**Dataset**:
——

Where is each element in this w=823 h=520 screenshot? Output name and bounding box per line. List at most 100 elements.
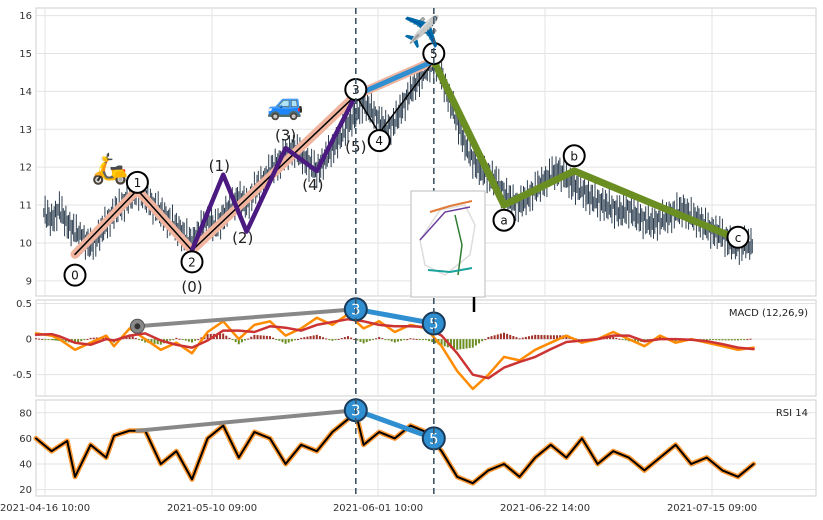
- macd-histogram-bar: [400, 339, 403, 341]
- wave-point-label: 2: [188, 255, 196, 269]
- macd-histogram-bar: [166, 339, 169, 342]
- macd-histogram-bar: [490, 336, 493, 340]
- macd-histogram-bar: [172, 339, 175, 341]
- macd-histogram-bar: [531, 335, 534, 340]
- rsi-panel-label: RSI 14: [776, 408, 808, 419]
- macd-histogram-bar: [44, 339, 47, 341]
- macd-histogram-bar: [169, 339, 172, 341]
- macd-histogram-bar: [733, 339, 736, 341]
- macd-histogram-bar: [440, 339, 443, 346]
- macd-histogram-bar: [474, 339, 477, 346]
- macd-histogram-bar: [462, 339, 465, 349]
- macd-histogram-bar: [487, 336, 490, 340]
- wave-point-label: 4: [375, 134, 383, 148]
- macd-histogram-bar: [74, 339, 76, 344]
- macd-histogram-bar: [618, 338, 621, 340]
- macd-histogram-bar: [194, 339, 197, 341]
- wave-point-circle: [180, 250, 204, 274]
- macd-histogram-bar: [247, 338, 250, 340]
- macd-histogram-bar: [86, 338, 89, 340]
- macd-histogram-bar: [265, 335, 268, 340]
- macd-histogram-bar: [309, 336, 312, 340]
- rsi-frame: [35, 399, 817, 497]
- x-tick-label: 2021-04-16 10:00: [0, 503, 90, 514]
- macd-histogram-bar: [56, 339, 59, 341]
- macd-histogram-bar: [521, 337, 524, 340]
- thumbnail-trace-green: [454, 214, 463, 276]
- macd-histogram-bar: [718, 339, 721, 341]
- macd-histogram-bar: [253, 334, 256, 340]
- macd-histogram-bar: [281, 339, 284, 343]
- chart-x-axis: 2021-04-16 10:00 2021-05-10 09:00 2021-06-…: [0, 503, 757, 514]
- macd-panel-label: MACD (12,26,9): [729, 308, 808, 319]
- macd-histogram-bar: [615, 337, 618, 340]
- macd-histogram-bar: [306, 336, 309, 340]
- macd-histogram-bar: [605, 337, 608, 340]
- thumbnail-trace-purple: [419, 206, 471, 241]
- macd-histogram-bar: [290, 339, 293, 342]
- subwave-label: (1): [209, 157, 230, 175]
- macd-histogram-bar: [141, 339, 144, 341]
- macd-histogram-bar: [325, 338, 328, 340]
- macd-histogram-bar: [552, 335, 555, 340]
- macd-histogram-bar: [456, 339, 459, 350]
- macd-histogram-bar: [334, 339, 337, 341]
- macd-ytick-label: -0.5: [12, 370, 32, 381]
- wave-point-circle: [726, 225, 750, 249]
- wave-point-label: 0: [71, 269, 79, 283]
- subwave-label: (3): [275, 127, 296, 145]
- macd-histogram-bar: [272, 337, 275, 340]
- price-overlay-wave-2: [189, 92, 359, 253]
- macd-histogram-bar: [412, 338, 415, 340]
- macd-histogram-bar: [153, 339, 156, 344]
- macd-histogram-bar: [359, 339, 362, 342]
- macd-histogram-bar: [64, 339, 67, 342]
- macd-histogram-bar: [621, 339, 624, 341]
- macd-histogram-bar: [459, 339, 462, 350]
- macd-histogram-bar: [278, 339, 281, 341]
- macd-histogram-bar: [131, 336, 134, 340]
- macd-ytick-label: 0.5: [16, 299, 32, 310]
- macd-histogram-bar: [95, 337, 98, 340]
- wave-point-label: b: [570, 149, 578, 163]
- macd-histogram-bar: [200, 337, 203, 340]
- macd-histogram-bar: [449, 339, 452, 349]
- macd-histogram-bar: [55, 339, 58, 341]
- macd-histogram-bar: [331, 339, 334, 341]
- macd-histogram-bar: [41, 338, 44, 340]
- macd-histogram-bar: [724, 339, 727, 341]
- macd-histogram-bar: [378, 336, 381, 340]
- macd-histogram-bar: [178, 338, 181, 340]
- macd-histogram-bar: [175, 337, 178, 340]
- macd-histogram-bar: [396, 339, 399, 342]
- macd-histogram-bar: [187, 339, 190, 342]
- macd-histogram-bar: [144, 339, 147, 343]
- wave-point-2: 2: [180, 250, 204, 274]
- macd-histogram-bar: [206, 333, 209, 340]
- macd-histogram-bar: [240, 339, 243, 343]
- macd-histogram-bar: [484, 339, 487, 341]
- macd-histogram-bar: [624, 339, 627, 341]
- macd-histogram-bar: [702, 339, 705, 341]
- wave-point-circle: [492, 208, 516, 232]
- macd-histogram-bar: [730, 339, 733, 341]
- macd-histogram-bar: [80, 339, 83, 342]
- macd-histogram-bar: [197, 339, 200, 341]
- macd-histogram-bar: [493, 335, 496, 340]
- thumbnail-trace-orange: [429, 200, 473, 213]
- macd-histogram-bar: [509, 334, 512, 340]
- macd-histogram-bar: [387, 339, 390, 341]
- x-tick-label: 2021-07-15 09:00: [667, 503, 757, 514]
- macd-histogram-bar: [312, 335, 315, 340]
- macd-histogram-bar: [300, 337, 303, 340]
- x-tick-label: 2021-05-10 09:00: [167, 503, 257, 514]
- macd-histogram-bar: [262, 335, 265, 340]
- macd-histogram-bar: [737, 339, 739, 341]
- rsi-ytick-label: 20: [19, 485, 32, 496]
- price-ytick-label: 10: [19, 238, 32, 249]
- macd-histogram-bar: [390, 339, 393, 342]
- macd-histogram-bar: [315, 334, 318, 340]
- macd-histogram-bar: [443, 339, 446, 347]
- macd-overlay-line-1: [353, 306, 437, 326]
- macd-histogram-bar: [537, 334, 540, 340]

——

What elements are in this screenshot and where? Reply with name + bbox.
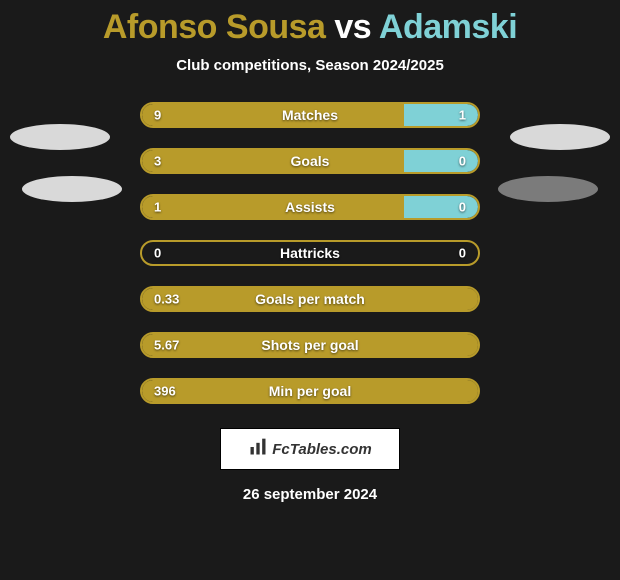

——

Output the data starting with the line that contains "Where is each" and going on through the line that contains "- macd-histogram-bar: [141, 339, 144, 341]" as a two-column CSV with the columns input and output. Give one row for each text-and-answer pair, with each field quoted and line breaks replaced by spaces, and leave the pictures out.

**Output of the task**:
input,output
"Where is each element in this w=823 h=520 screenshot? Output name and bounding box per line. List at most 100 elements.","- macd-histogram-bar: [400, 339, 403, 341] - wave-point-label: 2: [188, 255, 196, 269] - macd-histogram-bar: [166, 339, 169, 342] - macd-histogram-bar: [490, 336, 493, 340] - macd-histogram-bar: [172, 339, 175, 341] - macd-histogram-bar: [531, 335, 534, 340] - rsi-panel-label: RSI 14: [776, 408, 808, 419] - macd-histogram-bar: [44, 339, 47, 341] - macd-histogram-bar: [169, 339, 172, 341] - macd-histogram-bar: [733, 339, 736, 341] - macd-histogram-bar: [440, 339, 443, 346] - macd-histogram-bar: [474, 339, 477, 346] - macd-histogram-bar: [462, 339, 465, 349] - macd-histogram-bar: [487, 336, 490, 340] - wave-point-label: 4: [375, 134, 383, 148] - macd-histogram-bar: [74, 339, 76, 344] - macd-histogram-bar: [618, 338, 621, 340] - macd-histogram-bar: [194, 339, 197, 341] - wave-point-circle: [180, 250, 204, 274] - macd-histogram-bar: [247, 338, 250, 340] - macd-histogram-bar: [86, 338, 89, 340] - macd-histogram-bar: [265, 335, 268, 340] - macd-histogram-bar: [309, 336, 312, 340] - rsi-frame: [35, 399, 817, 497] - x-tick-label: 2021-04-16 10:00: [0, 503, 90, 514] - macd-histogram-bar: [56, 339, 59, 341] - macd-histogram-bar: [521, 337, 524, 340] - thumbnail-trace-green: [454, 214, 463, 276] - macd-histogram-bar: [718, 339, 721, 341] - macd-histogram-bar: [253, 334, 256, 340] - macd-histogram-bar: [281, 339, 284, 343] - chart-x-axis: 2021-04-16 10:00 2021-05-10 09:00 2021-06-…: [0, 503, 757, 514] - macd-panel-label: MACD (12,26,9): [729, 308, 808, 319] - macd-histogram-bar: [615, 337, 618, 340] - macd-histogram-bar: [306, 336, 309, 340] - macd-histogram-bar: [605, 337, 608, 340] - thumbnail-trace-purple: [419, 206, 471, 241] - macd-histogram-bar: [290, 339, 293, 342] - subwave-label: (1): [209, 157, 230, 175] - macd-histogram-bar: [141, 339, 144, 341]"